-------- DATA SUPPLIED

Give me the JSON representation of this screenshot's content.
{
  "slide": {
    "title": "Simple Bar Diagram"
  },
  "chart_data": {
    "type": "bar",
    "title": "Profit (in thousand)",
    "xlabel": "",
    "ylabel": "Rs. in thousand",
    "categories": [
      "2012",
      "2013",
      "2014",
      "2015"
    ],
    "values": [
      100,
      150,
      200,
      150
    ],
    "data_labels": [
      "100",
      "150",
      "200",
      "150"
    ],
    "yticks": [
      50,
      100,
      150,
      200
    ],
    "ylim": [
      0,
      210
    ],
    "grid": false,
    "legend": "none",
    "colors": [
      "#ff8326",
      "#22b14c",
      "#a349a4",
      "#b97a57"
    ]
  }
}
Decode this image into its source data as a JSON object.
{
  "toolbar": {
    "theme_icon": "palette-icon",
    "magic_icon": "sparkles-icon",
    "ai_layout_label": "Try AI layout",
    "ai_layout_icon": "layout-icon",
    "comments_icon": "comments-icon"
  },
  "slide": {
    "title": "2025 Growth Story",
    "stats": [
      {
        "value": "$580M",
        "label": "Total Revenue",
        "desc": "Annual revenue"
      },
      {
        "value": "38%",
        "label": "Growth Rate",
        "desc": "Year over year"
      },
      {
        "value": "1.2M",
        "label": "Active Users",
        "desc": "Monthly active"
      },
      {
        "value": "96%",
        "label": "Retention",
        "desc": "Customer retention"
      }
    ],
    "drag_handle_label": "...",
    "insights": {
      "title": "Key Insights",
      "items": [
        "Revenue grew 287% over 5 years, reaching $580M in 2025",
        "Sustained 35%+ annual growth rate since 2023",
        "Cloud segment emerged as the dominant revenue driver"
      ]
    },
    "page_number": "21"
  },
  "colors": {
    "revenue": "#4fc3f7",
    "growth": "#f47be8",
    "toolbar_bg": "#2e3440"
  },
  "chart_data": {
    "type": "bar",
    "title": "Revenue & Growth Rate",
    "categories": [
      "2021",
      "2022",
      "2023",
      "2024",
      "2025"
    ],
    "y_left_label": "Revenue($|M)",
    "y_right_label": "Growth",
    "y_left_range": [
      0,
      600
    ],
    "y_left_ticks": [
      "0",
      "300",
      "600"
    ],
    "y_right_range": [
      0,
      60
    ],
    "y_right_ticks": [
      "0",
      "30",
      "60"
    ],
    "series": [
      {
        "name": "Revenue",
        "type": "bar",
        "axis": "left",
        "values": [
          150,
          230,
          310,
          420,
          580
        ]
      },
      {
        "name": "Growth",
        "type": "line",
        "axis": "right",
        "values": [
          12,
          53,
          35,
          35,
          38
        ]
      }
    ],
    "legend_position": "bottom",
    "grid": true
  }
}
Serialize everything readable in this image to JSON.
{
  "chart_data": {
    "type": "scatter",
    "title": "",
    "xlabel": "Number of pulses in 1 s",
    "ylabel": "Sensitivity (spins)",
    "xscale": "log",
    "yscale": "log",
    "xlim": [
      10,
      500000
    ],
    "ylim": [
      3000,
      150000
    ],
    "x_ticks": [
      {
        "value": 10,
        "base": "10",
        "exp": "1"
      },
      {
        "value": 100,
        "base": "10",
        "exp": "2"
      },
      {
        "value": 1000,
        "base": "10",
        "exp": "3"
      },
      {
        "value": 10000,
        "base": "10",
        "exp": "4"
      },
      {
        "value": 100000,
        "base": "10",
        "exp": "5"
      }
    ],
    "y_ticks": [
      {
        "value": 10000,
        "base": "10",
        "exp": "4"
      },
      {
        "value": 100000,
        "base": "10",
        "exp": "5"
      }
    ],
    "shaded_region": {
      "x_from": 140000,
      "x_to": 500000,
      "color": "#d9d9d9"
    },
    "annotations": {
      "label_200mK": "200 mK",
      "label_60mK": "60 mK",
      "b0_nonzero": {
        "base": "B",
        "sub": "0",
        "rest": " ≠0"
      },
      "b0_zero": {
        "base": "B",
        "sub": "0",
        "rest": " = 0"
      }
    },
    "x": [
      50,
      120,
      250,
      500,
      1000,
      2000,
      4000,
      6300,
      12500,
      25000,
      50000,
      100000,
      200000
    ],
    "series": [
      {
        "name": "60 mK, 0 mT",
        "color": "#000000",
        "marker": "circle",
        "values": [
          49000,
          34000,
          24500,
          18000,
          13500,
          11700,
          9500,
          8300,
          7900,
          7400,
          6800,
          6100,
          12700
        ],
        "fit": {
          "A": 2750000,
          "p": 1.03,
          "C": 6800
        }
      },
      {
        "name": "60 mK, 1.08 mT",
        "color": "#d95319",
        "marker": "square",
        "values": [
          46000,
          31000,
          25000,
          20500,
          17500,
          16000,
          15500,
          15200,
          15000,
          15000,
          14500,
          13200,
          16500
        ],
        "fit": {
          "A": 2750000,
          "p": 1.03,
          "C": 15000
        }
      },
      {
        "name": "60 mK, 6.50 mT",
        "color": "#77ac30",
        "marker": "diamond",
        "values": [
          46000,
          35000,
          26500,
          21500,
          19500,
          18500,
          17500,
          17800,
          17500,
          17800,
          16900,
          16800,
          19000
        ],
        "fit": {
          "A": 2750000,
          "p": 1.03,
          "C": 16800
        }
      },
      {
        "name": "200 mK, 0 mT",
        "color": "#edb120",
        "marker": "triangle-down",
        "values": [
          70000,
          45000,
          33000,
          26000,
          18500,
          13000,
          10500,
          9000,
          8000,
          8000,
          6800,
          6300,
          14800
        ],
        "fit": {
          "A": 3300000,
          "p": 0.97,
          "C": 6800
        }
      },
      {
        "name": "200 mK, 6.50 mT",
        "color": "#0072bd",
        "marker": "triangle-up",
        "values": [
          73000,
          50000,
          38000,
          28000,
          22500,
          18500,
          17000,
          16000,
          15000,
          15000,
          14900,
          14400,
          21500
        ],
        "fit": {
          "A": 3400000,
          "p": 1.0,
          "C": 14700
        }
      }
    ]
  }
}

----------------

**WORK TO COMPLETE:**
Provide all the records again, word for word.

**WORKED SOLUTION:**
Give me the JSON representation of this screenshot's content.
{
  "slide": {
    "title": "Simple Bar Diagram"
  },
  "chart_data": {
    "type": "bar",
    "title": "Profit (in thousand)",
    "xlabel": "",
    "ylabel": "Rs. in thousand",
    "categories": [
      "2012",
      "2013",
      "2014",
      "2015"
    ],
    "values": [
      100,
      150,
      200,
      150
    ],
    "data_labels": [
      "100",
      "150",
      "200",
      "150"
    ],
    "yticks": [
      50,
      100,
      150,
      200
    ],
    "ylim": [
      0,
      210
    ],
    "grid": false,
    "legend": "none",
    "colors": [
      "#ff8326",
      "#22b14c",
      "#a349a4",
      "#b97a57"
    ]
  }
}
Decode this image into its source data as a JSON object.
{
  "toolbar": {
    "theme_icon": "palette-icon",
    "magic_icon": "sparkles-icon",
    "ai_layout_label": "Try AI layout",
    "ai_layout_icon": "layout-icon",
    "comments_icon": "comments-icon"
  },
  "slide": {
    "title": "2025 Growth Story",
    "stats": [
      {
        "value": "$580M",
        "label": "Total Revenue",
        "desc": "Annual revenue"
      },
      {
        "value": "38%",
        "label": "Growth Rate",
        "desc": "Year over year"
      },
      {
        "value": "1.2M",
        "label": "Active Users",
        "desc": "Monthly active"
      },
      {
        "value": "96%",
        "label": "Retention",
        "desc": "Customer retention"
      }
    ],
    "drag_handle_label": "...",
    "insights": {
      "title": "Key Insights",
      "items": [
        "Revenue grew 287% over 5 years, reaching $580M in 2025",
        "Sustained 35%+ annual growth rate since 2023",
        "Cloud segment emerged as the dominant revenue driver"
      ]
    },
    "page_number": "21"
  },
  "colors": {
    "revenue": "#4fc3f7",
    "growth": "#f47be8",
    "toolbar_bg": "#2e3440"
  },
  "chart_data": {
    "type": "bar",
    "title": "Revenue & Growth Rate",
    "categories": [
      "2021",
      "2022",
      "2023",
      "2024",
      "2025"
    ],
    "y_left_label": "Revenue($|M)",
    "y_right_label": "Growth",
    "y_left_range": [
      0,
      600
    ],
    "y_left_ticks": [
      "0",
      "300",
      "600"
    ],
    "y_right_range": [
      0,
      60
    ],
    "y_right_ticks": [
      "0",
      "30",
      "60"
    ],
    "series": [
      {
        "name": "Revenue",
        "type": "bar",
        "axis": "left",
        "values": [
          150,
          230,
          310,
          420,
          580
        ]
      },
      {
        "name": "Growth",
        "type": "line",
        "axis": "right",
        "values": [
          12,
          53,
          35,
          35,
          38
        ]
      }
    ],
    "legend_position": "bottom",
    "grid": true
  }
}
Serialize everything readable in this image to JSON.
{
  "chart_data": {
    "type": "scatter",
    "title": "",
    "xlabel": "Number of pulses in 1 s",
    "ylabel": "Sensitivity (spins)",
    "xscale": "log",
    "yscale": "log",
    "xlim": [
      10,
      500000
    ],
    "ylim": [
      3000,
      150000
    ],
    "x_ticks": [
      {
        "value": 10,
        "base": "10",
        "exp": "1"
      },
      {
        "value": 100,
        "base": "10",
        "exp": "2"
      },
      {
        "value": 1000,
        "base": "10",
        "exp": "3"
      },
      {
        "value": 10000,
        "base": "10",
        "exp": "4"
      },
      {
        "value": 100000,
        "base": "10",
        "exp": "5"
      }
    ],
    "y_ticks": [
      {
        "value": 10000,
        "base": "10",
        "exp": "4"
      },
      {
        "value": 100000,
        "base": "10",
        "exp": "5"
      }
    ],
    "shaded_region": {
      "x_from": 140000,
      "x_to": 500000,
      "color": "#d9d9d9"
    },
    "annotations": {
      "label_200mK": "200 mK",
      "label_60mK": "60 mK",
      "b0_nonzero": {
        "base": "B",
        "sub": "0",
        "rest": " ≠0"
      },
      "b0_zero": {
        "base": "B",
        "sub": "0",
        "rest": " = 0"
      }
    },
    "x": [
      50,
      120,
      250,
      500,
      1000,
      2000,
      4000,
      6300,
      12500,
      25000,
      50000,
      100000,
      200000
    ],
    "series": [
      {
        "name": "60 mK, 0 mT",
        "color": "#000000",
        "marker": "circle",
        "values": [
          49000,
          34000,
          24500,
          18000,
          13500,
          11700,
          9500,
          8300,
          7900,
          7400,
          6800,
          6100,
          12700
        ],
        "fit": {
          "A": 2750000,
          "p": 1.03,
          "C": 6800
        }
      },
      {
        "name": "60 mK, 1.08 mT",
        "color": "#d95319",
        "marker": "square",
        "values": [
          46000,
          31000,
          25000,
          20500,
          17500,
          16000,
          15500,
          15200,
          15000,
          15000,
          14500,
          13200,
          16500
        ],
        "fit": {
          "A": 2750000,
          "p": 1.03,
          "C": 15000
        }
      },
      {
        "name": "60 mK, 6.50 mT",
        "color": "#77ac30",
        "marker": "diamond",
        "values": [
          46000,
          35000,
          26500,
          21500,
          19500,
          18500,
          17500,
          17800,
          17500,
          17800,
          16900,
          16800,
          19000
        ],
        "fit": {
          "A": 2750000,
          "p": 1.03,
          "C": 16800
        }
      },
      {
        "name": "200 mK, 0 mT",
        "color": "#edb120",
        "marker": "triangle-down",
        "values": [
          70000,
          45000,
          33000,
          26000,
          18500,
          13000,
          10500,
          9000,
          8000,
          8000,
          6800,
          6300,
          14800
        ],
        "fit": {
          "A": 3300000,
          "p": 0.97,
          "C": 6800
        }
      },
      {
        "name": "200 mK, 6.50 mT",
        "color": "#0072bd",
        "marker": "triangle-up",
        "values": [
          73000,
          50000,
          38000,
          28000,
          22500,
          18500,
          17000,
          16000,
          15000,
          15000,
          14900,
          14400,
          21500
        ],
        "fit": {
          "A": 3400000,
          "p": 1.0,
          "C": 14700
        }
      }
    ]
  }
}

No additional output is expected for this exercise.